-------- Data rows --------

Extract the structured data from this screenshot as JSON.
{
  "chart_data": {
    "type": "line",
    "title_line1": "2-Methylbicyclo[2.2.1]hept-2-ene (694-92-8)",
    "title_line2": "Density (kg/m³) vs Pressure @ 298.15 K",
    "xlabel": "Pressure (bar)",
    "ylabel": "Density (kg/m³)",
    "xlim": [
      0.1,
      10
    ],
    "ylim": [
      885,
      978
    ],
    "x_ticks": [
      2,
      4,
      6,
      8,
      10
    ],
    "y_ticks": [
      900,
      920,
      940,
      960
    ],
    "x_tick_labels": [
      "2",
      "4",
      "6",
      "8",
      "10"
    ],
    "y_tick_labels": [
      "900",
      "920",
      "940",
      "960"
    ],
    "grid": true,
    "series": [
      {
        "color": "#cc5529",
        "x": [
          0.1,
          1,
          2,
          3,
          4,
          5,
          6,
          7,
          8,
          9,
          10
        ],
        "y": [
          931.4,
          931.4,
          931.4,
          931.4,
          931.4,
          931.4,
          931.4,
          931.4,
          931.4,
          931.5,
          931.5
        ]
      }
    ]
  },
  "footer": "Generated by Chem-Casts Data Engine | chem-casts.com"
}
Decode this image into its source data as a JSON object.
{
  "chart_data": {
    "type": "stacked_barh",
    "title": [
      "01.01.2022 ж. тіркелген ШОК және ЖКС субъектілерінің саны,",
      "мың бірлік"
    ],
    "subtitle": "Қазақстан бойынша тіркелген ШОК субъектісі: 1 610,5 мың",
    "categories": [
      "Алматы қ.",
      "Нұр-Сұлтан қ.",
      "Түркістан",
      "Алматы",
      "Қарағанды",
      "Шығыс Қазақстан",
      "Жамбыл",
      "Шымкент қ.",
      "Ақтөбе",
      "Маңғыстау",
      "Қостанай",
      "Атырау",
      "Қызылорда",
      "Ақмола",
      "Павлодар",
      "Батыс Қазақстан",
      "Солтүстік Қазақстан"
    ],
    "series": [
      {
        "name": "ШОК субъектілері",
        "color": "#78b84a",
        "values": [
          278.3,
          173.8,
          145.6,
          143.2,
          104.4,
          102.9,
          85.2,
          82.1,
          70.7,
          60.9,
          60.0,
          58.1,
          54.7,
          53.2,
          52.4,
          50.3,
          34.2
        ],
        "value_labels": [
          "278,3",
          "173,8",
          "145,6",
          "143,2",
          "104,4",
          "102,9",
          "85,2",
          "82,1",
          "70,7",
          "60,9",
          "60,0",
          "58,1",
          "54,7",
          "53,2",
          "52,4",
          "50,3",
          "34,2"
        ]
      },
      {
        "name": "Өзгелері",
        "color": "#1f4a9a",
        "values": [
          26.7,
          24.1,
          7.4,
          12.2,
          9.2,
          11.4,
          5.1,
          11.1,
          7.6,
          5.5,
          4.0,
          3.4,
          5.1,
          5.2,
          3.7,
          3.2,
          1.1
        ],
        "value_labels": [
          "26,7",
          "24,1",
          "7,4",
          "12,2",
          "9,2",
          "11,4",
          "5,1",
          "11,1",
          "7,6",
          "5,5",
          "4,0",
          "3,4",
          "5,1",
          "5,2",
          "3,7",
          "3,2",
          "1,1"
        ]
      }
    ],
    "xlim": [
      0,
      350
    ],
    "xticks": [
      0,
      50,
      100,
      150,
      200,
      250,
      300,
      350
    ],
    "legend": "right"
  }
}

--------

Only a number is wanted: how many lines above include "Density"?

2